▸ **Exercise details**
Copy all records exactly; omit pictures.

▸ **Provided material**
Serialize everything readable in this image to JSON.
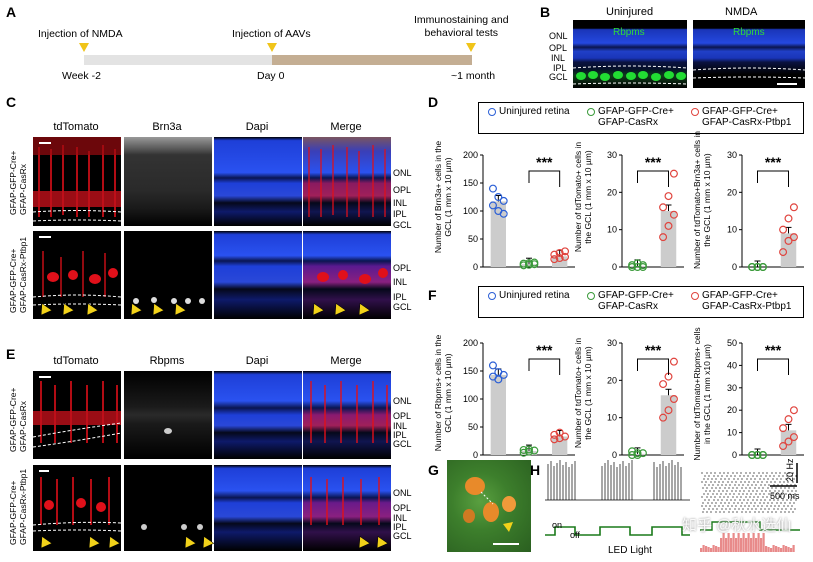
{
  "panels": {
    "A": "A",
    "B": "B",
    "C": "C",
    "D": "D",
    "E": "E",
    "F": "F",
    "G": "G",
    "H": "H"
  },
  "timeline": {
    "events": [
      "Injection of NMDA",
      "Injection of AAVs",
      "Immunostaining and\nbehavioral tests"
    ],
    "times": [
      "Week -2",
      "Day 0",
      "~1 month"
    ]
  },
  "panelB": {
    "conditions": [
      "Uninjured",
      "NMDA"
    ],
    "stain": "Rbpms",
    "layers": [
      "ONL",
      "OPL",
      "INL",
      "IPL",
      "GCL"
    ]
  },
  "panelC": {
    "columns": [
      "tdTomato",
      "Brn3a",
      "Dapi",
      "Merge"
    ],
    "rows": [
      "GFAP-GFP-Cre+\nGFAP-CasRx",
      "GFAP-GFP-Cre+\nGFAP-CasRx-Ptbp1"
    ],
    "layers": [
      "ONL",
      "OPL",
      "INL",
      "IPL",
      "GCL"
    ]
  },
  "panelE": {
    "columns": [
      "tdTomato",
      "Rbpms",
      "Dapi",
      "Merge"
    ],
    "rows": [
      "GFAP-GFP-Cre+\nGFAP-CasRx",
      "GFAP-GFP-Cre+\nGFAP-CasRx-Ptbp1"
    ],
    "layers": [
      "ONL",
      "OPL",
      "INL",
      "IPL",
      "GCL"
    ]
  },
  "legend": {
    "items": [
      "Uninjured retina",
      "GFAP-GFP-Cre+\nGFAP-CasRx",
      "GFAP-GFP-Cre+\nGFAP-CasRx-Ptbp1"
    ],
    "colors": {
      "uninjured": "#2b5fd6",
      "casrx": "#3a9a3a",
      "ptbp1": "#e0443e",
      "bar": "#cccccc"
    }
  },
  "significance": "***",
  "chart_data": [
    {
      "panel": "D",
      "type": "bar",
      "ylabel": "Number of Brn3a+ cells in the GCL (1 mm x 10 µm)",
      "ylim": [
        0,
        200
      ],
      "yticks": [
        0,
        50,
        100,
        150,
        200
      ],
      "categories": [
        "Uninjured retina",
        "GFAP-GFP-Cre+ GFAP-CasRx",
        "GFAP-GFP-Cre+ GFAP-CasRx-Ptbp1"
      ],
      "values": [
        117,
        5,
        19
      ],
      "points": [
        [
          140,
          125,
          118,
          110,
          100,
          95
        ],
        [
          3,
          4,
          5,
          6,
          7,
          8
        ],
        [
          14,
          16,
          18,
          22,
          25,
          28
        ]
      ]
    },
    {
      "panel": "D",
      "type": "bar",
      "ylabel": "Number of tdTomato+ cells in the GCL (1 mm x 10 µm)",
      "ylim": [
        0,
        30
      ],
      "yticks": [
        0,
        10,
        20,
        30
      ],
      "categories": [
        "GFAP-GFP-Cre+ GFAP-CasRx",
        "GFAP-GFP-Cre+ GFAP-CasRx-Ptbp1"
      ],
      "values": [
        0.3,
        15
      ],
      "points": [
        [
          0,
          0,
          0,
          0.5,
          1,
          0.5
        ],
        [
          8,
          11,
          14,
          16,
          19,
          25
        ]
      ]
    },
    {
      "panel": "D",
      "type": "bar",
      "ylabel": "Number of tdTomato+Brn3a+ cells in the GCL (1 mm x 10 µm)",
      "ylim": [
        0,
        30
      ],
      "yticks": [
        0,
        10,
        20,
        30
      ],
      "categories": [
        "GFAP-GFP-Cre+ GFAP-CasRx",
        "GFAP-GFP-Cre+ GFAP-CasRx-Ptbp1"
      ],
      "values": [
        0,
        9
      ],
      "points": [
        [
          0,
          0,
          0,
          0,
          0,
          0
        ],
        [
          4,
          7,
          8,
          10,
          13,
          16
        ]
      ]
    },
    {
      "panel": "F",
      "type": "bar",
      "ylabel": "Number of Rbpms+ cells in the GCL (1 mm x 10 µm)",
      "ylim": [
        0,
        200
      ],
      "yticks": [
        0,
        50,
        100,
        150,
        200
      ],
      "categories": [
        "Uninjured retina",
        "GFAP-GFP-Cre+ GFAP-CasRx",
        "GFAP-GFP-Cre+ GFAP-CasRx-Ptbp1"
      ],
      "values": [
        143,
        7,
        33
      ],
      "points": [
        [
          160,
          148,
          143,
          140,
          135
        ],
        [
          4,
          6,
          8,
          9,
          10
        ],
        [
          28,
          30,
          33,
          36,
          40
        ]
      ]
    },
    {
      "panel": "F",
      "type": "bar",
      "ylabel": "Number of tdTomato+ cells in the GCL (1 mm x 10 µm)",
      "ylim": [
        0,
        30
      ],
      "yticks": [
        0,
        10,
        20,
        30
      ],
      "categories": [
        "GFAP-GFP-Cre+ GFAP-CasRx",
        "GFAP-GFP-Cre+ GFAP-CasRx-Ptbp1"
      ],
      "values": [
        0.3,
        16
      ],
      "points": [
        [
          0,
          0,
          0.5,
          1,
          0.5
        ],
        [
          10,
          12,
          15,
          19,
          21,
          25
        ]
      ]
    },
    {
      "panel": "F",
      "type": "bar",
      "ylabel": "Number of tdTomato+Rbpms+ cells in the GCL (1 mm x10 µm)",
      "ylim": [
        0,
        50
      ],
      "yticks": [
        0,
        10,
        20,
        30,
        40,
        50
      ],
      "categories": [
        "GFAP-GFP-Cre+ GFAP-CasRx",
        "GFAP-GFP-Cre+ GFAP-CasRx-Ptbp1"
      ],
      "values": [
        0,
        11
      ],
      "points": [
        [
          0,
          0,
          0,
          0,
          0,
          0
        ],
        [
          4,
          6,
          8,
          12,
          16,
          20
        ]
      ]
    }
  ],
  "panelH": {
    "stim_on": "on",
    "stim_off": "off",
    "stimulus": "LED Light",
    "scale_hz": "20 Hz",
    "scale_ms": "500 ms"
  },
  "watermark": "知乎 @秋水选仙"
}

▸ **Reply**
Serialize everything readable in this image to JSON.
{
  "panels": {
    "A": "A",
    "B": "B",
    "C": "C",
    "D": "D",
    "E": "E",
    "F": "F",
    "G": "G",
    "H": "H"
  },
  "timeline": {
    "events": [
      "Injection of NMDA",
      "Injection of AAVs",
      "Immunostaining and\nbehavioral tests"
    ],
    "times": [
      "Week -2",
      "Day 0",
      "~1 month"
    ]
  },
  "panelB": {
    "conditions": [
      "Uninjured",
      "NMDA"
    ],
    "stain": "Rbpms",
    "layers": [
      "ONL",
      "OPL",
      "INL",
      "IPL",
      "GCL"
    ]
  },
  "panelC": {
    "columns": [
      "tdTomato",
      "Brn3a",
      "Dapi",
      "Merge"
    ],
    "rows": [
      "GFAP-GFP-Cre+\nGFAP-CasRx",
      "GFAP-GFP-Cre+\nGFAP-CasRx-Ptbp1"
    ],
    "layers": [
      "ONL",
      "OPL",
      "INL",
      "IPL",
      "GCL"
    ]
  },
  "panelE": {
    "columns": [
      "tdTomato",
      "Rbpms",
      "Dapi",
      "Merge"
    ],
    "rows": [
      "GFAP-GFP-Cre+\nGFAP-CasRx",
      "GFAP-GFP-Cre+\nGFAP-CasRx-Ptbp1"
    ],
    "layers": [
      "ONL",
      "OPL",
      "INL",
      "IPL",
      "GCL"
    ]
  },
  "legend": {
    "items": [
      "Uninjured retina",
      "GFAP-GFP-Cre+\nGFAP-CasRx",
      "GFAP-GFP-Cre+\nGFAP-CasRx-Ptbp1"
    ],
    "colors": {
      "uninjured": "#2b5fd6",
      "casrx": "#3a9a3a",
      "ptbp1": "#e0443e",
      "bar": "#cccccc"
    }
  },
  "significance": "***",
  "chart_data": [
    {
      "panel": "D",
      "type": "bar",
      "ylabel": "Number of Brn3a+ cells in the GCL (1 mm x 10 µm)",
      "ylim": [
        0,
        200
      ],
      "yticks": [
        0,
        50,
        100,
        150,
        200
      ],
      "categories": [
        "Uninjured retina",
        "GFAP-GFP-Cre+ GFAP-CasRx",
        "GFAP-GFP-Cre+ GFAP-CasRx-Ptbp1"
      ],
      "values": [
        117,
        5,
        19
      ],
      "points": [
        [
          140,
          125,
          118,
          110,
          100,
          95
        ],
        [
          3,
          4,
          5,
          6,
          7,
          8
        ],
        [
          14,
          16,
          18,
          22,
          25,
          28
        ]
      ]
    },
    {
      "panel": "D",
      "type": "bar",
      "ylabel": "Number of tdTomato+ cells in the GCL (1 mm x 10 µm)",
      "ylim": [
        0,
        30
      ],
      "yticks": [
        0,
        10,
        20,
        30
      ],
      "categories": [
        "GFAP-GFP-Cre+ GFAP-CasRx",
        "GFAP-GFP-Cre+ GFAP-CasRx-Ptbp1"
      ],
      "values": [
        0.3,
        15
      ],
      "points": [
        [
          0,
          0,
          0,
          0.5,
          1,
          0.5
        ],
        [
          8,
          11,
          14,
          16,
          19,
          25
        ]
      ]
    },
    {
      "panel": "D",
      "type": "bar",
      "ylabel": "Number of tdTomato+Brn3a+ cells in the GCL (1 mm x 10 µm)",
      "ylim": [
        0,
        30
      ],
      "yticks": [
        0,
        10,
        20,
        30
      ],
      "categories": [
        "GFAP-GFP-Cre+ GFAP-CasRx",
        "GFAP-GFP-Cre+ GFAP-CasRx-Ptbp1"
      ],
      "values": [
        0,
        9
      ],
      "points": [
        [
          0,
          0,
          0,
          0,
          0,
          0
        ],
        [
          4,
          7,
          8,
          10,
          13,
          16
        ]
      ]
    },
    {
      "panel": "F",
      "type": "bar",
      "ylabel": "Number of Rbpms+ cells in the GCL (1 mm x 10 µm)",
      "ylim": [
        0,
        200
      ],
      "yticks": [
        0,
        50,
        100,
        150,
        200
      ],
      "categories": [
        "Uninjured retina",
        "GFAP-GFP-Cre+ GFAP-CasRx",
        "GFAP-GFP-Cre+ GFAP-CasRx-Ptbp1"
      ],
      "values": [
        143,
        7,
        33
      ],
      "points": [
        [
          160,
          148,
          143,
          140,
          135
        ],
        [
          4,
          6,
          8,
          9,
          10
        ],
        [
          28,
          30,
          33,
          36,
          40
        ]
      ]
    },
    {
      "panel": "F",
      "type": "bar",
      "ylabel": "Number of tdTomato+ cells in the GCL (1 mm x 10 µm)",
      "ylim": [
        0,
        30
      ],
      "yticks": [
        0,
        10,
        20,
        30
      ],
      "categories": [
        "GFAP-GFP-Cre+ GFAP-CasRx",
        "GFAP-GFP-Cre+ GFAP-CasRx-Ptbp1"
      ],
      "values": [
        0.3,
        16
      ],
      "points": [
        [
          0,
          0,
          0.5,
          1,
          0.5
        ],
        [
          10,
          12,
          15,
          19,
          21,
          25
        ]
      ]
    },
    {
      "panel": "F",
      "type": "bar",
      "ylabel": "Number of tdTomato+Rbpms+ cells in the GCL (1 mm x10 µm)",
      "ylim": [
        0,
        50
      ],
      "yticks": [
        0,
        10,
        20,
        30,
        40,
        50
      ],
      "categories": [
        "GFAP-GFP-Cre+ GFAP-CasRx",
        "GFAP-GFP-Cre+ GFAP-CasRx-Ptbp1"
      ],
      "values": [
        0,
        11
      ],
      "points": [
        [
          0,
          0,
          0,
          0,
          0,
          0
        ],
        [
          4,
          6,
          8,
          12,
          16,
          20
        ]
      ]
    }
  ],
  "panelH": {
    "stim_on": "on",
    "stim_off": "off",
    "stimulus": "LED Light",
    "scale_hz": "20 Hz",
    "scale_ms": "500 ms"
  },
  "watermark": "知乎 @秋水选仙"
}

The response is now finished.